EXERCISE OBJECTIVE:
Copy out all of the material exactly as presented.

EXERCISE INPUT:
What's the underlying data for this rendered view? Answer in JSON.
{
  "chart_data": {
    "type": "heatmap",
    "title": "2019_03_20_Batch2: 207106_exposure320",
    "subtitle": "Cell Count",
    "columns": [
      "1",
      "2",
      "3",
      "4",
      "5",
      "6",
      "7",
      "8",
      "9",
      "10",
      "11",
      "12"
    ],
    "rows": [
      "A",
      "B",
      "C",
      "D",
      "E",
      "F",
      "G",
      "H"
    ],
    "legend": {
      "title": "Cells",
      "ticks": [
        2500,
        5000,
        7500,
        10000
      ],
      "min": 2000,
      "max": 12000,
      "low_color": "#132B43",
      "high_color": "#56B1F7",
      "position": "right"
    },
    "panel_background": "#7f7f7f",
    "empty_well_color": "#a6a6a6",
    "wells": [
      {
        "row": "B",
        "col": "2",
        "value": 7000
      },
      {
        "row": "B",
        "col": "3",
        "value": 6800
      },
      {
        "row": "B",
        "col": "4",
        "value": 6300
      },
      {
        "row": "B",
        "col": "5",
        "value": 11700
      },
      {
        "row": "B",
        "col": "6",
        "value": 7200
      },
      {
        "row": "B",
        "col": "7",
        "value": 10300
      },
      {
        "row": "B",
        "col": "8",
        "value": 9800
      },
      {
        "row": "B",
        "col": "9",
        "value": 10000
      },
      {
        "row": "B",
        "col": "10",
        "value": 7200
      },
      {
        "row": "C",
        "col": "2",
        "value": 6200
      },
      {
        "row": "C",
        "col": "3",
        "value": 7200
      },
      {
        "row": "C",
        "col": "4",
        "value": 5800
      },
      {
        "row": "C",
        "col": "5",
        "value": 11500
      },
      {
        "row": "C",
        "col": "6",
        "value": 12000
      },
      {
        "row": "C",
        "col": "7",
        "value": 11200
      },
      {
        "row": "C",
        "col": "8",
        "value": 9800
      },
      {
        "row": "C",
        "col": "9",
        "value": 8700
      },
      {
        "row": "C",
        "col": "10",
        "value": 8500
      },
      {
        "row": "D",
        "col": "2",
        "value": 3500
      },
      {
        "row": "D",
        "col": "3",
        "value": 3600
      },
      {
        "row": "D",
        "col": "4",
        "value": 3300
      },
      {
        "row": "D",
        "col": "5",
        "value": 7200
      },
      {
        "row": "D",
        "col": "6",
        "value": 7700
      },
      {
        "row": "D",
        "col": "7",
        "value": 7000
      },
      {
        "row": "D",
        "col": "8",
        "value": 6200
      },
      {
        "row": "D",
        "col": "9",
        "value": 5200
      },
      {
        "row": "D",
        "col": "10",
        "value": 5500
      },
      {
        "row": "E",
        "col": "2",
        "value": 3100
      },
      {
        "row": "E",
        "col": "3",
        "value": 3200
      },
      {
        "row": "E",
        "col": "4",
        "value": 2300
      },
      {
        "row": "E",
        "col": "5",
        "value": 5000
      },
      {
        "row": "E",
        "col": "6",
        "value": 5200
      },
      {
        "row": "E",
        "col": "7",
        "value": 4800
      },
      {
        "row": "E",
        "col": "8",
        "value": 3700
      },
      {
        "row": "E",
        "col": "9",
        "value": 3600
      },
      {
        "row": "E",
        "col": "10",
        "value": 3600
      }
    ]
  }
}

ANSWER:
What's the underlying data for this rendered view? Answer in JSON.
{
  "chart_data": {
    "type": "heatmap",
    "title": "2019_03_20_Batch2: 207106_exposure320",
    "subtitle": "Cell Count",
    "columns": [
      "1",
      "2",
      "3",
      "4",
      "5",
      "6",
      "7",
      "8",
      "9",
      "10",
      "11",
      "12"
    ],
    "rows": [
      "A",
      "B",
      "C",
      "D",
      "E",
      "F",
      "G",
      "H"
    ],
    "legend": {
      "title": "Cells",
      "ticks": [
        2500,
        5000,
        7500,
        10000
      ],
      "min": 2000,
      "max": 12000,
      "low_color": "#132B43",
      "high_color": "#56B1F7",
      "position": "right"
    },
    "panel_background": "#7f7f7f",
    "empty_well_color": "#a6a6a6",
    "wells": [
      {
        "row": "B",
        "col": "2",
        "value": 7000
      },
      {
        "row": "B",
        "col": "3",
        "value": 6800
      },
      {
        "row": "B",
        "col": "4",
        "value": 6300
      },
      {
        "row": "B",
        "col": "5",
        "value": 11700
      },
      {
        "row": "B",
        "col": "6",
        "value": 7200
      },
      {
        "row": "B",
        "col": "7",
        "value": 10300
      },
      {
        "row": "B",
        "col": "8",
        "value": 9800
      },
      {
        "row": "B",
        "col": "9",
        "value": 10000
      },
      {
        "row": "B",
        "col": "10",
        "value": 7200
      },
      {
        "row": "C",
        "col": "2",
        "value": 6200
      },
      {
        "row": "C",
        "col": "3",
        "value": 7200
      },
      {
        "row": "C",
        "col": "4",
        "value": 5800
      },
      {
        "row": "C",
        "col": "5",
        "value": 11500
      },
      {
        "row": "C",
        "col": "6",
        "value": 12000
      },
      {
        "row": "C",
        "col": "7",
        "value": 11200
      },
      {
        "row": "C",
        "col": "8",
        "value": 9800
      },
      {
        "row": "C",
        "col": "9",
        "value": 8700
      },
      {
        "row": "C",
        "col": "10",
        "value": 8500
      },
      {
        "row": "D",
        "col": "2",
        "value": 3500
      },
      {
        "row": "D",
        "col": "3",
        "value": 3600
      },
      {
        "row": "D",
        "col": "4",
        "value": 3300
      },
      {
        "row": "D",
        "col": "5",
        "value": 7200
      },
      {
        "row": "D",
        "col": "6",
        "value": 7700
      },
      {
        "row": "D",
        "col": "7",
        "value": 7000
      },
      {
        "row": "D",
        "col": "8",
        "value": 6200
      },
      {
        "row": "D",
        "col": "9",
        "value": 5200
      },
      {
        "row": "D",
        "col": "10",
        "value": 5500
      },
      {
        "row": "E",
        "col": "2",
        "value": 3100
      },
      {
        "row": "E",
        "col": "3",
        "value": 3200
      },
      {
        "row": "E",
        "col": "4",
        "value": 2300
      },
      {
        "row": "E",
        "col": "5",
        "value": 5000
      },
      {
        "row": "E",
        "col": "6",
        "value": 5200
      },
      {
        "row": "E",
        "col": "7",
        "value": 4800
      },
      {
        "row": "E",
        "col": "8",
        "value": 3700
      },
      {
        "row": "E",
        "col": "9",
        "value": 3600
      },
      {
        "row": "E",
        "col": "10",
        "value": 3600
      }
    ]
  }
}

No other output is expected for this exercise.